Goal »
Copy every record exactly, and keep the pictures out.

## BEGIN Information given

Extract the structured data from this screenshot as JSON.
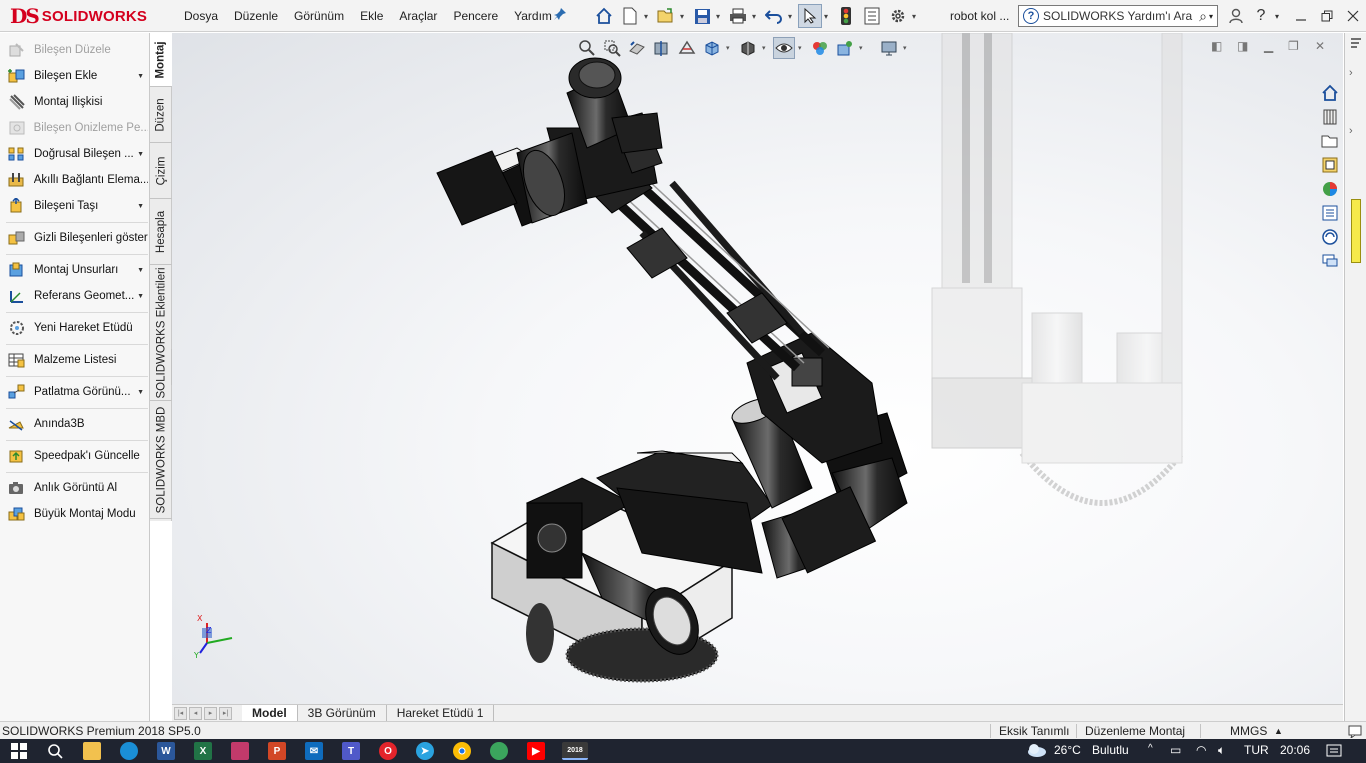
{
  "app": {
    "logo_ds": "DS",
    "logo_text": "SOLIDWORKS",
    "doc_title": "robot kol ..."
  },
  "menu": [
    "Dosya",
    "Düzenle",
    "Görünüm",
    "Ekle",
    "Araçlar",
    "Pencere",
    "Yardım"
  ],
  "search": {
    "placeholder": "SOLIDWORKS Yardım'ı Ara"
  },
  "commands": [
    {
      "label": "Bileşen Düzele",
      "disabled": true,
      "dropdown": false,
      "icon": "edit-component-icon"
    },
    {
      "label": "Bileşen Ekle",
      "disabled": false,
      "dropdown": true,
      "icon": "insert-component-icon"
    },
    {
      "label": "Montaj İlişkisi",
      "disabled": false,
      "dropdown": false,
      "icon": "mate-icon"
    },
    {
      "label": "Bileşen Önizleme Pe...",
      "disabled": true,
      "dropdown": false,
      "icon": "component-preview-icon"
    },
    {
      "label": "Doğrusal Bileşen ...",
      "disabled": false,
      "dropdown": true,
      "icon": "linear-pattern-icon"
    },
    {
      "label": "Akıllı Bağlantı Elema...",
      "disabled": false,
      "dropdown": false,
      "icon": "smart-fasteners-icon"
    },
    {
      "label": "Bileşeni Taşı",
      "disabled": false,
      "dropdown": true,
      "icon": "move-component-icon"
    },
    {
      "label": "Gizli Bileşenleri göster",
      "disabled": false,
      "dropdown": false,
      "icon": "show-hidden-icon"
    },
    {
      "label": "Montaj Unsurları",
      "disabled": false,
      "dropdown": true,
      "icon": "assembly-features-icon"
    },
    {
      "label": "Referans Geomet...",
      "disabled": false,
      "dropdown": true,
      "icon": "reference-geometry-icon"
    },
    {
      "label": "Yeni Hareket Etüdü",
      "disabled": false,
      "dropdown": false,
      "icon": "motion-study-icon"
    },
    {
      "label": "Malzeme Listesi",
      "disabled": false,
      "dropdown": false,
      "icon": "bill-of-materials-icon"
    },
    {
      "label": "Patlatma Görünü...",
      "disabled": false,
      "dropdown": true,
      "icon": "exploded-view-icon"
    },
    {
      "label": "Anında3B",
      "disabled": false,
      "dropdown": false,
      "icon": "instant3d-icon"
    },
    {
      "label": "Speedpak'ı Güncelle",
      "disabled": false,
      "dropdown": false,
      "icon": "speedpak-icon"
    },
    {
      "label": "Anlık Görüntü Al",
      "disabled": false,
      "dropdown": false,
      "icon": "snapshot-icon"
    },
    {
      "label": "Büyük Montaj Modu",
      "disabled": false,
      "dropdown": false,
      "icon": "large-assembly-icon"
    }
  ],
  "vtabs": [
    "Montaj",
    "Düzen",
    "Çizim",
    "Hesapla",
    "SOLIDWORKS Eklentileri",
    "SOLIDWORKS MBD"
  ],
  "bottom_tabs": [
    "Model",
    "3B Görünüm",
    "Hareket Etüdü 1"
  ],
  "triad": {
    "x": "X",
    "y": "Y",
    "z": "Z"
  },
  "status": {
    "product": "SOLIDWORKS Premium 2018 SP5.0",
    "definition": "Eksik Tanımlı",
    "mode": "Düzenleme Montaj",
    "units": "MMGS"
  },
  "taskbar": {
    "temp": "26°C",
    "weather": "Bulutlu",
    "lang": "TUR",
    "time": "20:06",
    "solidworks_badge": "2018"
  },
  "colors": {
    "brand_red": "#d4001e",
    "taskbar": "#1f2430",
    "accent_blue": "#1b4f9c"
  }
}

## END Information given

Solution for this task »
Extract the structured data from this screenshot as JSON.
{
  "app": {
    "logo_ds": "DS",
    "logo_text": "SOLIDWORKS",
    "doc_title": "robot kol ..."
  },
  "menu": [
    "Dosya",
    "Düzenle",
    "Görünüm",
    "Ekle",
    "Araçlar",
    "Pencere",
    "Yardım"
  ],
  "search": {
    "placeholder": "SOLIDWORKS Yardım'ı Ara"
  },
  "commands": [
    {
      "label": "Bileşen Düzele",
      "disabled": true,
      "dropdown": false,
      "icon": "edit-component-icon"
    },
    {
      "label": "Bileşen Ekle",
      "disabled": false,
      "dropdown": true,
      "icon": "insert-component-icon"
    },
    {
      "label": "Montaj İlişkisi",
      "disabled": false,
      "dropdown": false,
      "icon": "mate-icon"
    },
    {
      "label": "Bileşen Önizleme Pe...",
      "disabled": true,
      "dropdown": false,
      "icon": "component-preview-icon"
    },
    {
      "label": "Doğrusal Bileşen ...",
      "disabled": false,
      "dropdown": true,
      "icon": "linear-pattern-icon"
    },
    {
      "label": "Akıllı Bağlantı Elema...",
      "disabled": false,
      "dropdown": false,
      "icon": "smart-fasteners-icon"
    },
    {
      "label": "Bileşeni Taşı",
      "disabled": false,
      "dropdown": true,
      "icon": "move-component-icon"
    },
    {
      "label": "Gizli Bileşenleri göster",
      "disabled": false,
      "dropdown": false,
      "icon": "show-hidden-icon"
    },
    {
      "label": "Montaj Unsurları",
      "disabled": false,
      "dropdown": true,
      "icon": "assembly-features-icon"
    },
    {
      "label": "Referans Geomet...",
      "disabled": false,
      "dropdown": true,
      "icon": "reference-geometry-icon"
    },
    {
      "label": "Yeni Hareket Etüdü",
      "disabled": false,
      "dropdown": false,
      "icon": "motion-study-icon"
    },
    {
      "label": "Malzeme Listesi",
      "disabled": false,
      "dropdown": false,
      "icon": "bill-of-materials-icon"
    },
    {
      "label": "Patlatma Görünü...",
      "disabled": false,
      "dropdown": true,
      "icon": "exploded-view-icon"
    },
    {
      "label": "Anında3B",
      "disabled": false,
      "dropdown": false,
      "icon": "instant3d-icon"
    },
    {
      "label": "Speedpak'ı Güncelle",
      "disabled": false,
      "dropdown": false,
      "icon": "speedpak-icon"
    },
    {
      "label": "Anlık Görüntü Al",
      "disabled": false,
      "dropdown": false,
      "icon": "snapshot-icon"
    },
    {
      "label": "Büyük Montaj Modu",
      "disabled": false,
      "dropdown": false,
      "icon": "large-assembly-icon"
    }
  ],
  "vtabs": [
    "Montaj",
    "Düzen",
    "Çizim",
    "Hesapla",
    "SOLIDWORKS Eklentileri",
    "SOLIDWORKS MBD"
  ],
  "bottom_tabs": [
    "Model",
    "3B Görünüm",
    "Hareket Etüdü 1"
  ],
  "triad": {
    "x": "X",
    "y": "Y",
    "z": "Z"
  },
  "status": {
    "product": "SOLIDWORKS Premium 2018 SP5.0",
    "definition": "Eksik Tanımlı",
    "mode": "Düzenleme Montaj",
    "units": "MMGS"
  },
  "taskbar": {
    "temp": "26°C",
    "weather": "Bulutlu",
    "lang": "TUR",
    "time": "20:06",
    "solidworks_badge": "2018"
  },
  "colors": {
    "brand_red": "#d4001e",
    "taskbar": "#1f2430",
    "accent_blue": "#1b4f9c"
  }
}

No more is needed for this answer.